Work out how many lines in the data hold the word "Продажи", and reply with that number only.

....................

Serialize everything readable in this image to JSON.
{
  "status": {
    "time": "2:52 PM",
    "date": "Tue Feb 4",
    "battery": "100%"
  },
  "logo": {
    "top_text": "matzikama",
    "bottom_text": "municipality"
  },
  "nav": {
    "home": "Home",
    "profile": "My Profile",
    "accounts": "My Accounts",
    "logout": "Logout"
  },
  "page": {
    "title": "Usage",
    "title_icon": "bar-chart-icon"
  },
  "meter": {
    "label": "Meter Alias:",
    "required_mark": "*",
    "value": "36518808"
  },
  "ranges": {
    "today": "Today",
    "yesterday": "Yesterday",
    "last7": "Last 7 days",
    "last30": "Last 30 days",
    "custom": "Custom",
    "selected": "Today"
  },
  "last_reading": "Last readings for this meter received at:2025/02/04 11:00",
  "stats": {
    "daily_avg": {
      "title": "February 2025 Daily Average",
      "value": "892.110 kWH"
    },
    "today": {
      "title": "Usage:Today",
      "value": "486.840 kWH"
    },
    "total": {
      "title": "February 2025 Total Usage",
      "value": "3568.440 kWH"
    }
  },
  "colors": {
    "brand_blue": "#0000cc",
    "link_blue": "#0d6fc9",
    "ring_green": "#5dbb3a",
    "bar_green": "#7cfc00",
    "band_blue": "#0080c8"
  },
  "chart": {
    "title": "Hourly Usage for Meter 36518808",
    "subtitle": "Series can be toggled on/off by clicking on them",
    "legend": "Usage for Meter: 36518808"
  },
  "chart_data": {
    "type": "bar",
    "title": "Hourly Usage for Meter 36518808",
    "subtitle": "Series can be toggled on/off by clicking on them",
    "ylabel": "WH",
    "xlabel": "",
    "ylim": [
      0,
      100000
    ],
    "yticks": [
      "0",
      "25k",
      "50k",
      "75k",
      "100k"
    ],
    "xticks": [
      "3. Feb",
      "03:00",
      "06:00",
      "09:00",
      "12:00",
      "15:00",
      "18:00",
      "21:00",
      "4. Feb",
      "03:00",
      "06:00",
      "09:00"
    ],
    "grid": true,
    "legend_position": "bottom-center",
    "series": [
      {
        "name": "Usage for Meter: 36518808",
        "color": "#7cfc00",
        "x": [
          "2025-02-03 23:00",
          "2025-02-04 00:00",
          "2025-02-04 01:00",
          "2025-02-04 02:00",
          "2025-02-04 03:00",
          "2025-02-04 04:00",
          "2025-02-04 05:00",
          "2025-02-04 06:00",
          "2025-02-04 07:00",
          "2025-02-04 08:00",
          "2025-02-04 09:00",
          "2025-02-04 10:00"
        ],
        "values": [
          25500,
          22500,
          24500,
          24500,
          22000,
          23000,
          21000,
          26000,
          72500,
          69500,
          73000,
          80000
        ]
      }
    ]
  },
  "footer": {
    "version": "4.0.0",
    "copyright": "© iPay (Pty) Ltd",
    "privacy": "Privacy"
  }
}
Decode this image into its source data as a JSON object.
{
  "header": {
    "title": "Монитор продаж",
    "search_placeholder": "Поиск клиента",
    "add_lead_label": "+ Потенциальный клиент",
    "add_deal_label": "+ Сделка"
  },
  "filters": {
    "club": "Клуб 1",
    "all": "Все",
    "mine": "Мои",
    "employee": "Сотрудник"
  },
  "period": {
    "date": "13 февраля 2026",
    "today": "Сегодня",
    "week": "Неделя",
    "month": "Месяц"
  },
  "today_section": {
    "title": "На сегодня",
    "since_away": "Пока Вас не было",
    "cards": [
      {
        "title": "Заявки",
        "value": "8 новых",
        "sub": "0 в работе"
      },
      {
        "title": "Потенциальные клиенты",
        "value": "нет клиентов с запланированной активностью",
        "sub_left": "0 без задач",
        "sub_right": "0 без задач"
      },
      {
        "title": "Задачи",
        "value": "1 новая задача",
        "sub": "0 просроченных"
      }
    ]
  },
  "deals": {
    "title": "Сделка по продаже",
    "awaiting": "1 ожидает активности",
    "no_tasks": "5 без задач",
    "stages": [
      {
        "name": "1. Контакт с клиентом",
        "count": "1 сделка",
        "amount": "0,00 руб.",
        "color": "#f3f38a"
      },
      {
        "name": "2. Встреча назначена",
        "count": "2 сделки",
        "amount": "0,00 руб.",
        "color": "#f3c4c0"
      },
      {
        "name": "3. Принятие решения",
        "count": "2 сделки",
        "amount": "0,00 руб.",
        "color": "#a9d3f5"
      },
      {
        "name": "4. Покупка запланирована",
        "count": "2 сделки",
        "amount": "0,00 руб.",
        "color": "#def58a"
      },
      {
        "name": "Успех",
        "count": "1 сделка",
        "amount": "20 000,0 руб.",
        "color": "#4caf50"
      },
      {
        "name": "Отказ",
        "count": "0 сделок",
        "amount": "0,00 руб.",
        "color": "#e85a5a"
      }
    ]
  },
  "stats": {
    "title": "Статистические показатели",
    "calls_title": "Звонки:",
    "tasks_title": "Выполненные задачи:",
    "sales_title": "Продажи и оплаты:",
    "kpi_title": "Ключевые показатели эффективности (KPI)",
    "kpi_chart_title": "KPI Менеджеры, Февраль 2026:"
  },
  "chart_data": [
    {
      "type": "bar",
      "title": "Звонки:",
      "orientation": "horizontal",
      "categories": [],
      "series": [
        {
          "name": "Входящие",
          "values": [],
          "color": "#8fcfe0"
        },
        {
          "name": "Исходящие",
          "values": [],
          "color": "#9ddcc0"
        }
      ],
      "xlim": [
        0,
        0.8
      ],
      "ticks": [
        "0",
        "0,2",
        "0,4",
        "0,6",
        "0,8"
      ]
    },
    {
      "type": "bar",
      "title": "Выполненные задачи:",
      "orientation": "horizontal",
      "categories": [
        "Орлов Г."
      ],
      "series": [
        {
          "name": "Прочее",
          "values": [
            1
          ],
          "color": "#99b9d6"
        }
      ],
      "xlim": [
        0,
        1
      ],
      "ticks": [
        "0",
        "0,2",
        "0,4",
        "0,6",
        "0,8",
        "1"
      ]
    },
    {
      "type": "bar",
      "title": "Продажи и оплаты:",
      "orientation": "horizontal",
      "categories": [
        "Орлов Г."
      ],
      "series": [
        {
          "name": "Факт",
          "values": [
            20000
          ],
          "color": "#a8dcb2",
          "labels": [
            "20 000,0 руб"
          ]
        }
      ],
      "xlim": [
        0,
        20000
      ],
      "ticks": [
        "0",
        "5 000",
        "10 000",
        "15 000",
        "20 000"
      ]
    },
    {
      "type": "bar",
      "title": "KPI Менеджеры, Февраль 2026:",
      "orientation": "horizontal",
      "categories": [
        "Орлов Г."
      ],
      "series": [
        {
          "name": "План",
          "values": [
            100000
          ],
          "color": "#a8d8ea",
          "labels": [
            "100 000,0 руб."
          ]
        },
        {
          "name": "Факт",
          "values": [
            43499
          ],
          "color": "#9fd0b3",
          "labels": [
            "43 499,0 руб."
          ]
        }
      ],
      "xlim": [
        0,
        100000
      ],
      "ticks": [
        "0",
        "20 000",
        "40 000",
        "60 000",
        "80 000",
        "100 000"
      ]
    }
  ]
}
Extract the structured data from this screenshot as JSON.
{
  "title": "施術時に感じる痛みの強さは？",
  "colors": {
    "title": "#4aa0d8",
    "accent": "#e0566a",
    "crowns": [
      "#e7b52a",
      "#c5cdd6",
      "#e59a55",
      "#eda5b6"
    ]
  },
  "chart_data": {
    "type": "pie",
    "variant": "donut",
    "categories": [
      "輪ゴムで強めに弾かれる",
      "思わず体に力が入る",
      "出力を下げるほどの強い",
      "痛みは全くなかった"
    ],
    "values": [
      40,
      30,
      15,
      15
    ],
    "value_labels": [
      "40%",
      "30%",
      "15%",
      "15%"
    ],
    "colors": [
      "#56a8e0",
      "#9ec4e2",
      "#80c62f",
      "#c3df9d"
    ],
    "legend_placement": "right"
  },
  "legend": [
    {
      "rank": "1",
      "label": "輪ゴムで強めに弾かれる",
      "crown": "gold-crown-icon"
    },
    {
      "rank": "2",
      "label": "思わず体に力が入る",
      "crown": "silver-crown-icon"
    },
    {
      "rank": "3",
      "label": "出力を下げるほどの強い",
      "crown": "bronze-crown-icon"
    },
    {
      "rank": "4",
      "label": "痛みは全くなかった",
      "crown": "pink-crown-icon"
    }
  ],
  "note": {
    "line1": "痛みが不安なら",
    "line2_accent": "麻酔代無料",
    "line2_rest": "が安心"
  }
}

....................

Reply to the exercise
2